Available data:

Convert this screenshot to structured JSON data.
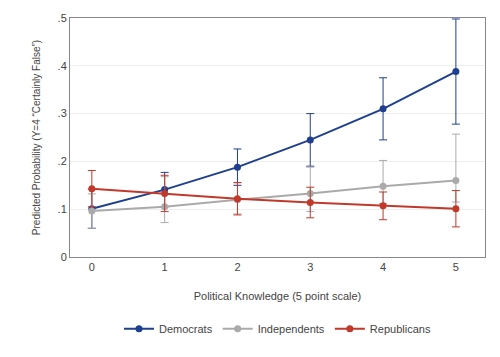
{
  "chart_data": {
    "type": "line",
    "x": [
      0,
      1,
      2,
      3,
      4,
      5
    ],
    "series": [
      {
        "name": "Democrats",
        "color": "#1f3f8f",
        "marker": "circle",
        "line_style": "solid",
        "values": [
          0.101,
          0.141,
          0.188,
          0.245,
          0.31,
          0.388
        ],
        "ci_low": [
          0.06,
          0.105,
          0.15,
          0.19,
          0.245,
          0.278
        ],
        "ci_high": [
          0.142,
          0.177,
          0.226,
          0.3,
          0.375,
          0.498
        ]
      },
      {
        "name": "Independents",
        "color": "#aaaaaa",
        "marker": "circle",
        "line_style": "solid",
        "values": [
          0.096,
          0.105,
          0.12,
          0.133,
          0.148,
          0.16
        ],
        "ci_low": [
          0.06,
          0.072,
          0.09,
          0.095,
          0.112,
          0.115
        ],
        "ci_high": [
          0.132,
          0.168,
          0.155,
          0.188,
          0.202,
          0.257
        ]
      },
      {
        "name": "Republicans",
        "color": "#c0392b",
        "marker": "circle",
        "line_style": "solid",
        "values": [
          0.143,
          0.133,
          0.122,
          0.114,
          0.107,
          0.101
        ],
        "ci_low": [
          0.105,
          0.095,
          0.088,
          0.082,
          0.078,
          0.063
        ],
        "ci_high": [
          0.181,
          0.171,
          0.156,
          0.146,
          0.136,
          0.139
        ]
      }
    ],
    "x_label": "Political Knowledge (5 point scale)",
    "y_label": "Predicted Probability (Y=4 “Certainly False”)",
    "xlim": [
      -0.3,
      5.4
    ],
    "xticks": [
      0,
      1,
      2,
      3,
      4,
      5
    ],
    "ylim": [
      0.0,
      0.5
    ],
    "yticks": [
      0,
      {
        "value": 0.1,
        "label": ".1"
      },
      {
        "value": 0.2,
        "label": ".2"
      },
      {
        "value": 0.3,
        "label": ".3"
      },
      {
        "value": 0.4,
        "label": ".4"
      },
      {
        "value": 0.5,
        "label": ".5"
      }
    ],
    "grid": "y",
    "legend": "bottom"
  }
}
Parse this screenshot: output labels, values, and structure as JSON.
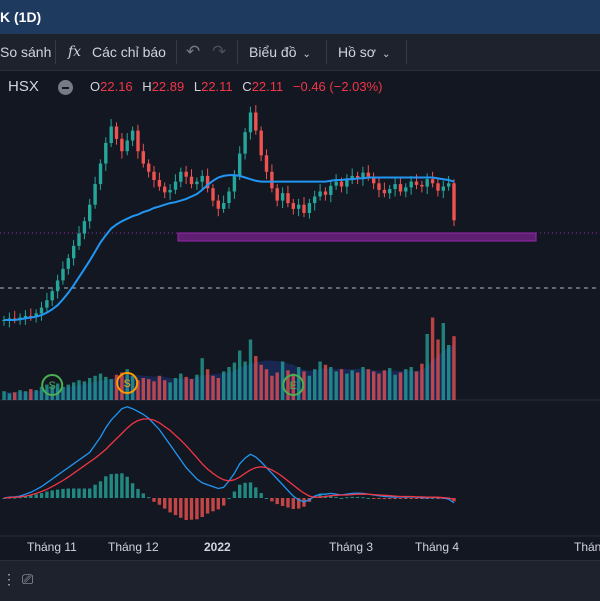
{
  "window": {
    "title": "K (1D)"
  },
  "toolbar": {
    "compare_label": "So sánh",
    "indicators_label": "Các chỉ báo",
    "chart_label": "Biểu đồ",
    "profile_label": "Hồ sơ",
    "fx_glyph": "fx",
    "undo_glyph": "↶",
    "redo_glyph": "↷"
  },
  "legend": {
    "exchange": "HSX",
    "open_key": "O",
    "open": "22.16",
    "high_key": "H",
    "high": "22.89",
    "low_key": "L",
    "low": "22.11",
    "close_key": "C",
    "close": "22.11",
    "change": "−0.46 (−2.03%)"
  },
  "colors": {
    "up": "#26a69a",
    "down": "#ef5350",
    "ma": "#2196f3",
    "zone": "#9c27b0",
    "macd": "#2196f3",
    "signal": "#f23645"
  },
  "markers": [
    {
      "label": "S",
      "color": "#4caf50"
    },
    {
      "label": "S",
      "color": "#ff9800"
    },
    {
      "label": "E",
      "color": "#4caf50"
    }
  ],
  "chart_data": {
    "type": "candlestick",
    "x_labels": [
      "Tháng 11",
      "Tháng 12",
      "2022",
      "Tháng 3",
      "Tháng 4",
      "Tháng"
    ],
    "last": {
      "open": 22.16,
      "high": 22.89,
      "low": 22.11,
      "close": 22.11,
      "change": -0.46,
      "change_pct": -2.03
    },
    "series": [
      {
        "name": "price",
        "values": [
          10,
          10.2,
          10.1,
          10.3,
          10.5,
          10.4,
          10.8,
          11.5,
          12.4,
          13.5,
          14.8,
          16.2,
          17.5,
          19,
          20.5,
          22,
          24,
          26.5,
          29,
          31.5,
          33.5,
          32,
          30.5,
          31.8,
          33,
          30.5,
          29,
          28,
          27,
          26.2,
          25.5,
          25.8,
          26.8,
          28,
          27.4,
          26.5,
          26.8,
          27.5,
          26,
          24.5,
          23.5,
          24.2,
          25.6,
          27.5,
          30.2,
          32.8,
          35.2,
          33,
          30,
          28,
          26,
          24.5,
          25.4,
          24.2,
          23.5,
          24,
          23,
          24.2,
          25,
          25.6,
          25.2,
          26.3,
          26.8,
          26.2,
          27,
          27.5,
          27.2,
          27.9,
          27.4,
          26.6,
          25.8,
          25.4,
          25.9,
          26.5,
          25.6,
          26.1,
          26.8,
          26.4,
          26.2,
          27.1,
          26.6,
          25.7,
          26.2,
          26.6,
          22.11
        ]
      },
      {
        "name": "ma",
        "values": [
          10,
          10,
          10,
          10.1,
          10.2,
          10.3,
          10.4,
          10.6,
          10.9,
          11.3,
          11.8,
          12.5,
          13.3,
          14.2,
          15.2,
          16.2,
          17.2,
          18.3,
          19.4,
          20.3,
          21.1,
          21.6,
          22,
          22.3,
          22.6,
          22.8,
          23.1,
          23.3,
          23.6,
          23.8,
          24,
          24.2,
          24.3,
          24.5,
          24.7,
          25,
          25.3,
          25.8,
          26.4,
          26.9,
          27.3,
          27.5,
          27.6,
          27.6,
          27.5,
          27.3,
          27.1,
          26.9,
          26.8,
          26.8,
          26.8,
          26.8,
          26.8,
          26.8,
          26.8,
          26.8,
          26.8,
          26.8,
          26.8,
          26.8,
          26.8,
          26.9,
          27,
          27,
          27.1,
          27.1,
          27.2,
          27.2,
          27.3,
          27.3,
          27.3,
          27.3,
          27.3,
          27.3,
          27.3,
          27.3,
          27.3,
          27.3,
          27.3,
          27.3,
          27.3,
          27.2,
          27.1,
          27,
          26.8
        ]
      },
      {
        "name": "volume",
        "values": [
          8,
          6,
          7,
          9,
          8,
          10,
          9,
          12,
          14,
          13,
          15,
          12,
          14,
          16,
          18,
          17,
          20,
          22,
          24,
          21,
          19,
          23,
          25,
          28,
          22,
          18,
          20,
          19,
          17,
          22,
          18,
          16,
          20,
          24,
          21,
          19,
          23,
          38,
          28,
          22,
          20,
          26,
          30,
          34,
          45,
          35,
          55,
          40,
          32,
          28,
          22,
          25,
          35,
          27,
          24,
          30,
          26,
          22,
          28,
          35,
          32,
          30,
          26,
          28,
          24,
          27,
          25,
          30,
          28,
          26,
          24,
          27,
          29,
          23,
          25,
          28,
          30,
          26,
          33,
          60,
          75,
          55,
          70,
          50,
          58
        ]
      },
      {
        "name": "macd",
        "values": [
          0,
          0.02,
          0.03,
          0.05,
          0.1,
          0.15,
          0.22,
          0.3,
          0.4,
          0.5,
          0.6,
          0.7,
          0.8,
          0.9,
          1,
          1.1,
          1.2,
          1.4,
          1.6,
          1.85,
          2.05,
          2.2,
          2.35,
          2.4,
          2.35,
          2.28,
          2.2,
          2.1,
          1.95,
          1.8,
          1.6,
          1.4,
          1.2,
          1,
          0.8,
          0.65,
          0.5,
          0.4,
          0.35,
          0.3,
          0.25,
          0.28,
          0.45,
          0.65,
          0.9,
          1.05,
          1.15,
          1.08,
          0.95,
          0.8,
          0.65,
          0.5,
          0.35,
          0.2,
          0.05,
          -0.05,
          -0.1,
          -0.05,
          0.05,
          0.1,
          0.1,
          0.12,
          0.1,
          0.08,
          0.1,
          0.12,
          0.13,
          0.12,
          0.1,
          0.08,
          0.06,
          0.04,
          0.03,
          0.02,
          0.03,
          0.02,
          0.03,
          0.02,
          0.01,
          0,
          0.02,
          0.01,
          0,
          -0.03,
          -0.13
        ]
      },
      {
        "name": "signal",
        "values": [
          0,
          0.01,
          0.02,
          0.03,
          0.05,
          0.08,
          0.12,
          0.17,
          0.23,
          0.3,
          0.38,
          0.46,
          0.55,
          0.65,
          0.75,
          0.85,
          0.95,
          1.05,
          1.16,
          1.28,
          1.42,
          1.56,
          1.7,
          1.84,
          1.96,
          2.04,
          2.08,
          2.08,
          2.05,
          1.98,
          1.88,
          1.78,
          1.65,
          1.52,
          1.38,
          1.22,
          1.06,
          0.9,
          0.76,
          0.65,
          0.55,
          0.48,
          0.45,
          0.48,
          0.55,
          0.65,
          0.74,
          0.8,
          0.82,
          0.8,
          0.74,
          0.66,
          0.56,
          0.45,
          0.34,
          0.23,
          0.13,
          0.05,
          0.02,
          0.02,
          0.04,
          0.06,
          0.07,
          0.08,
          0.08,
          0.09,
          0.1,
          0.1,
          0.1,
          0.09,
          0.08,
          0.07,
          0.06,
          0.05,
          0.04,
          0.04,
          0.04,
          0.03,
          0.03,
          0.02,
          0.02,
          0.02,
          0.01,
          0,
          -0.04
        ]
      }
    ]
  }
}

What is required: Where does the word "Tháng" appear? Return each line that holds it.

Exercise result:
      "Tháng 11",
      "Tháng 12",
      "Tháng 3",
      "Tháng 4",
      "Tháng"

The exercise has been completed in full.